• [EXERCISE GOAL]: Select lines where the word "document" appears.

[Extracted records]
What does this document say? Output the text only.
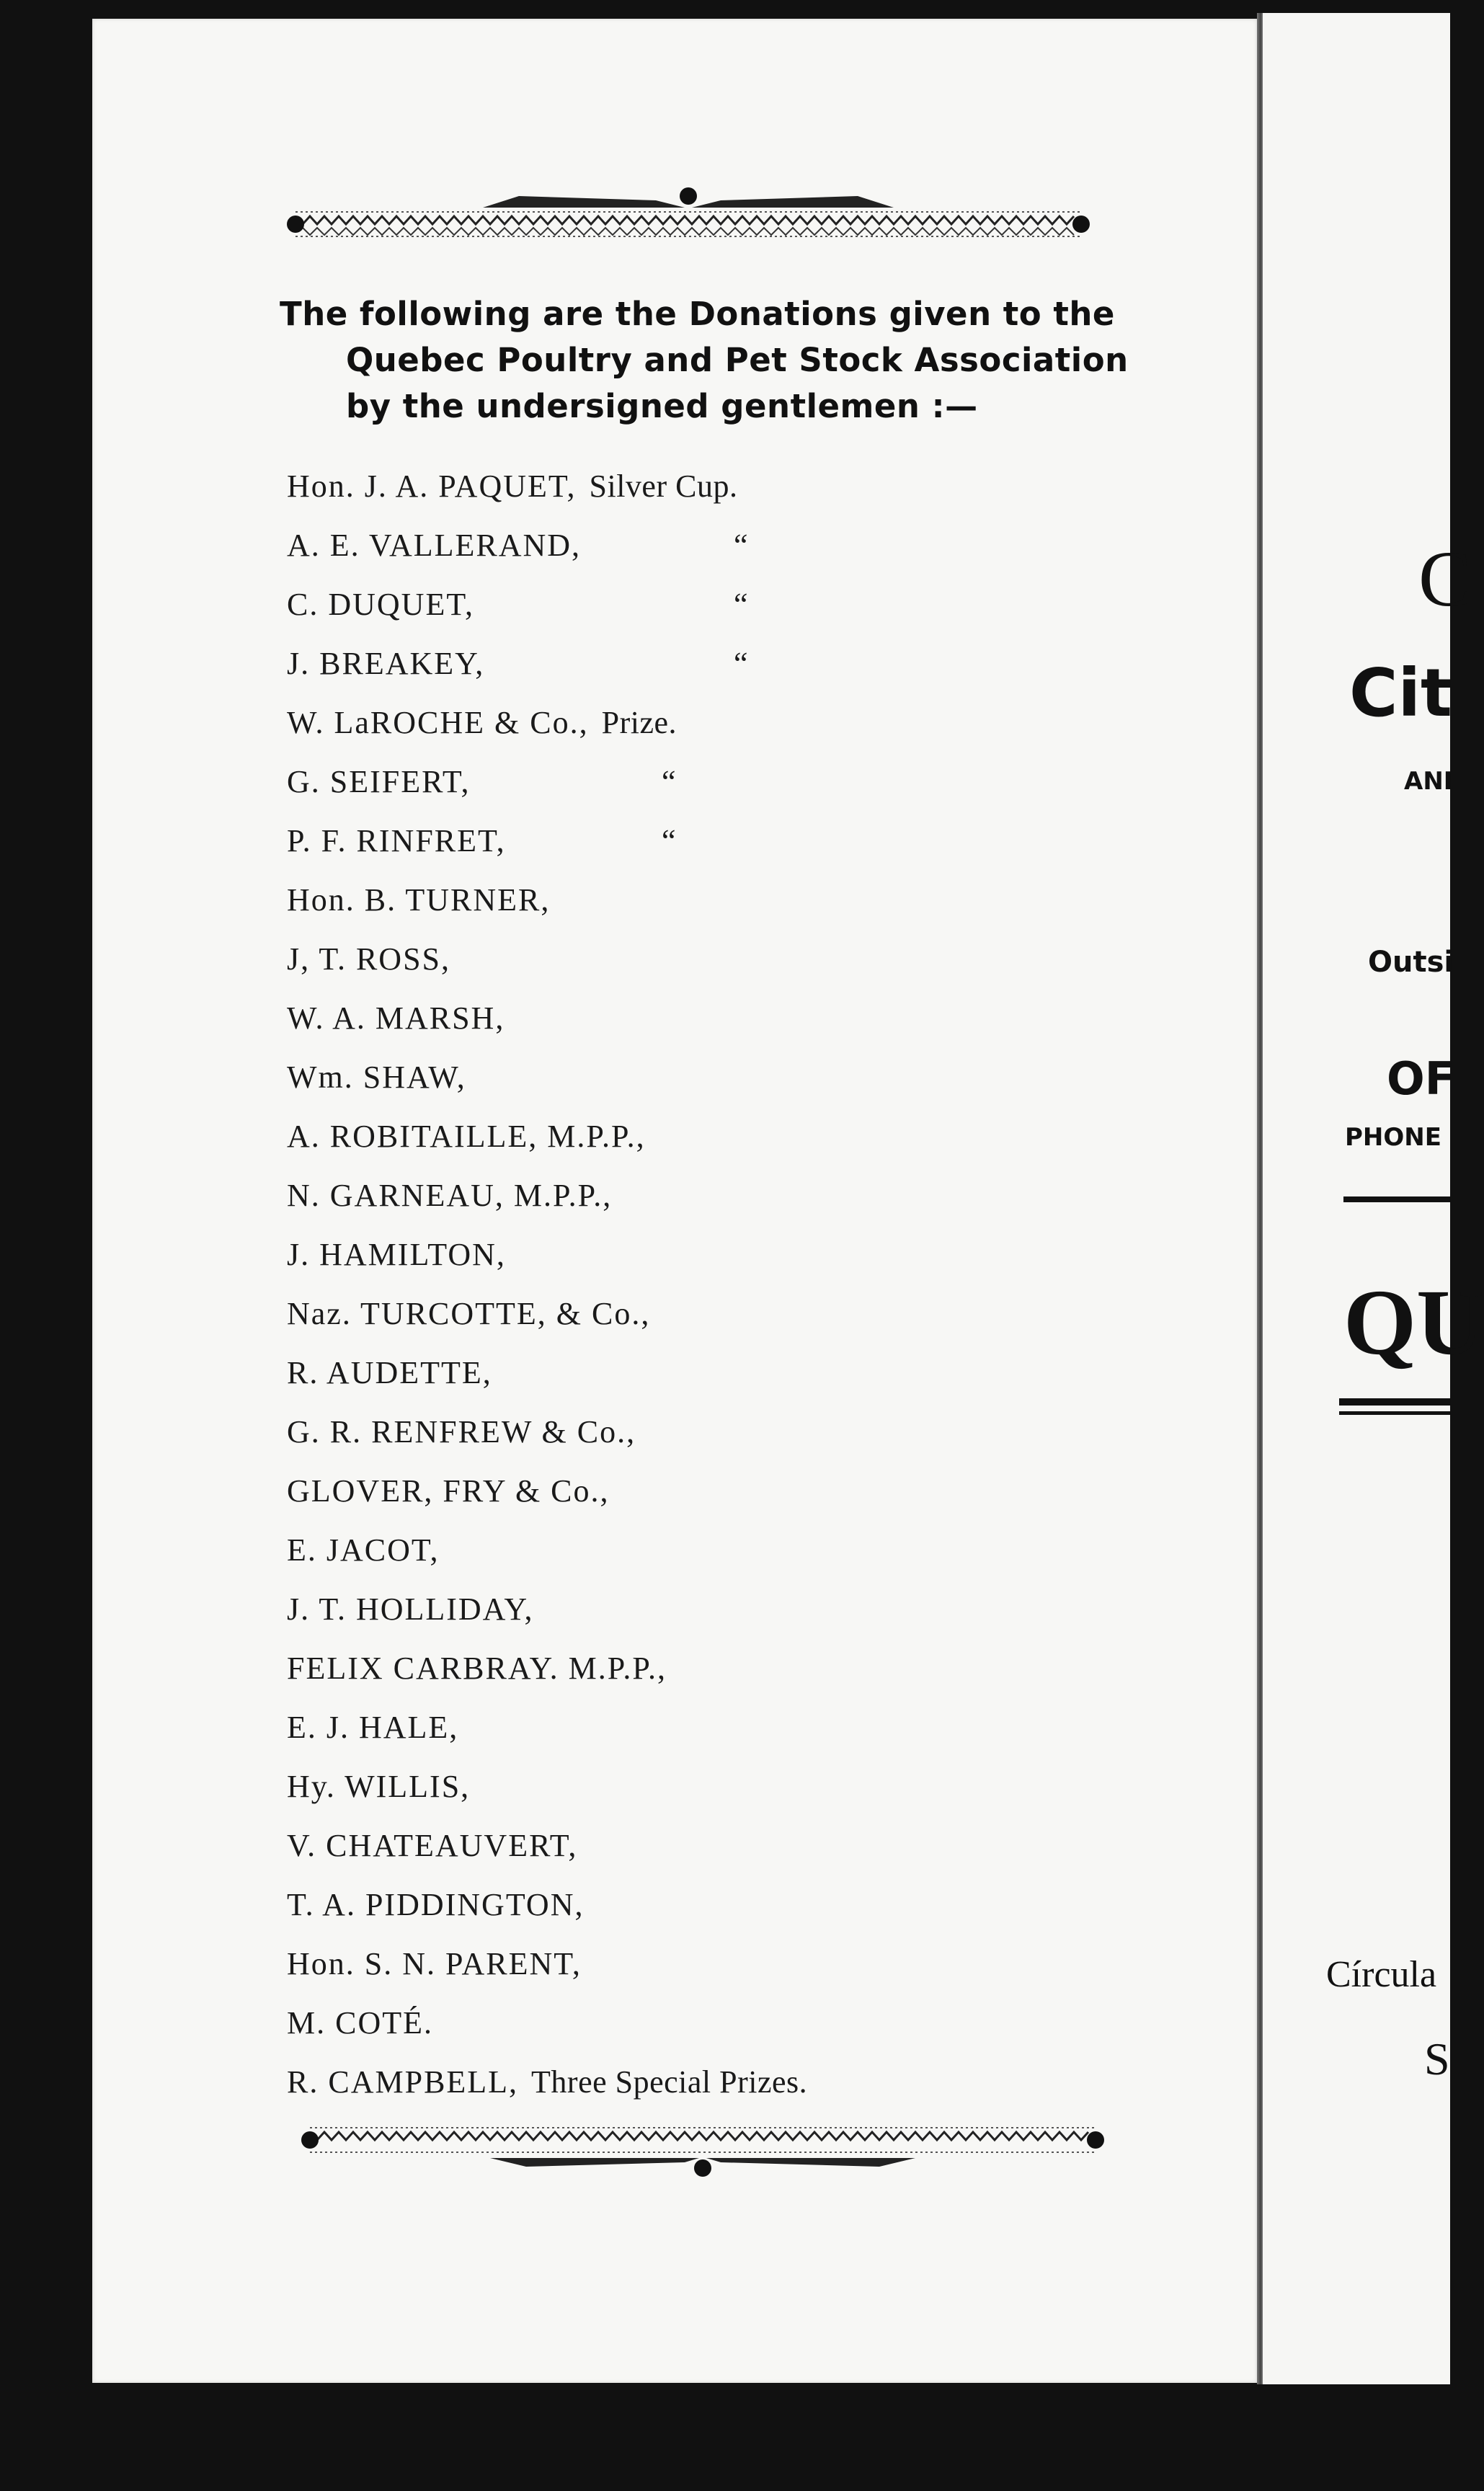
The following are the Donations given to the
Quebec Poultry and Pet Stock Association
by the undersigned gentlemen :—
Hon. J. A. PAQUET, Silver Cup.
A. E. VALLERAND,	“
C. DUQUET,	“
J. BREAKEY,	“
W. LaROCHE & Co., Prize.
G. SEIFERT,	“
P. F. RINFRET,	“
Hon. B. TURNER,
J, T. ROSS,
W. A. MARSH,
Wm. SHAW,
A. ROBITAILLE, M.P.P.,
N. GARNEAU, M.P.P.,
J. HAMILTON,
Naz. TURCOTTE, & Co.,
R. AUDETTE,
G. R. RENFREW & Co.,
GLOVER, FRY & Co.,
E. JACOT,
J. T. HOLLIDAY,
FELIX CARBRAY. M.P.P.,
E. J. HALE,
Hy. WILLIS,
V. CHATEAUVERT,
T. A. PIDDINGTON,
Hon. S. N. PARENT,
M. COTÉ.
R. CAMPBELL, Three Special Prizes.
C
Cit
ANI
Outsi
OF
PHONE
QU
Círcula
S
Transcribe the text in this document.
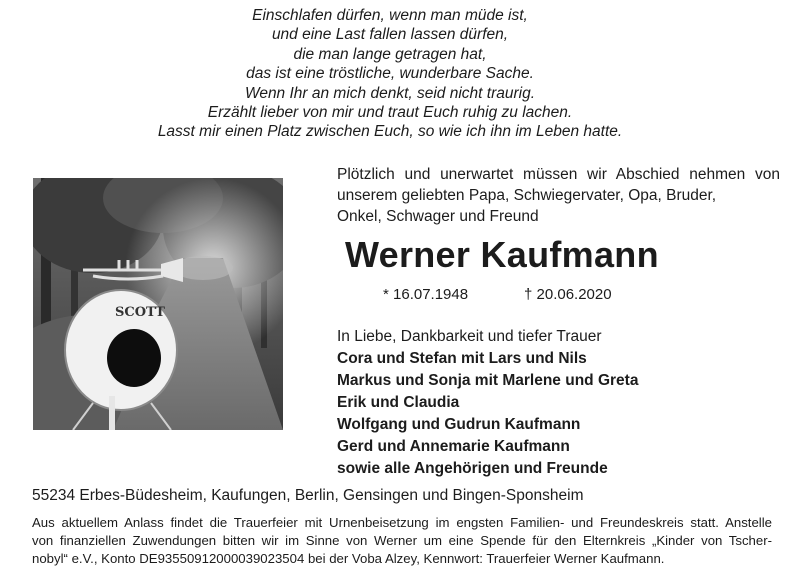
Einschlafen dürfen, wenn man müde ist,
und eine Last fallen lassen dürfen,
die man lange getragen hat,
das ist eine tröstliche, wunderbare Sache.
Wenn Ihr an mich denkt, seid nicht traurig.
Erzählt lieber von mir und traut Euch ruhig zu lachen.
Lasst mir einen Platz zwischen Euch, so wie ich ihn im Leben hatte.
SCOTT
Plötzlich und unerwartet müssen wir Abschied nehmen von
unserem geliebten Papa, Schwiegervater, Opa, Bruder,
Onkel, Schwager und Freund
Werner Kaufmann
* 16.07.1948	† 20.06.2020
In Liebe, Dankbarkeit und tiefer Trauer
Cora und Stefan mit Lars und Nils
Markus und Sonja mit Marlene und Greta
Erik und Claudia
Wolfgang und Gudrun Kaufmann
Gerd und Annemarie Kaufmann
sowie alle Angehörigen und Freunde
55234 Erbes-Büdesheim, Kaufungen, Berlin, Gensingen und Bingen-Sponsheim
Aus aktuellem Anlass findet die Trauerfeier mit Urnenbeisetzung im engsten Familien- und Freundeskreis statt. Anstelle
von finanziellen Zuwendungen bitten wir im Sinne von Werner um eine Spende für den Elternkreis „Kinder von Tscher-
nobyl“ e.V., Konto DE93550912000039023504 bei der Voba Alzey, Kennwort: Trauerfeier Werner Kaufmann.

• [RESPONSE TO THE TASK]:
What does this document say? Output the text only.
Transcribe the text in this document.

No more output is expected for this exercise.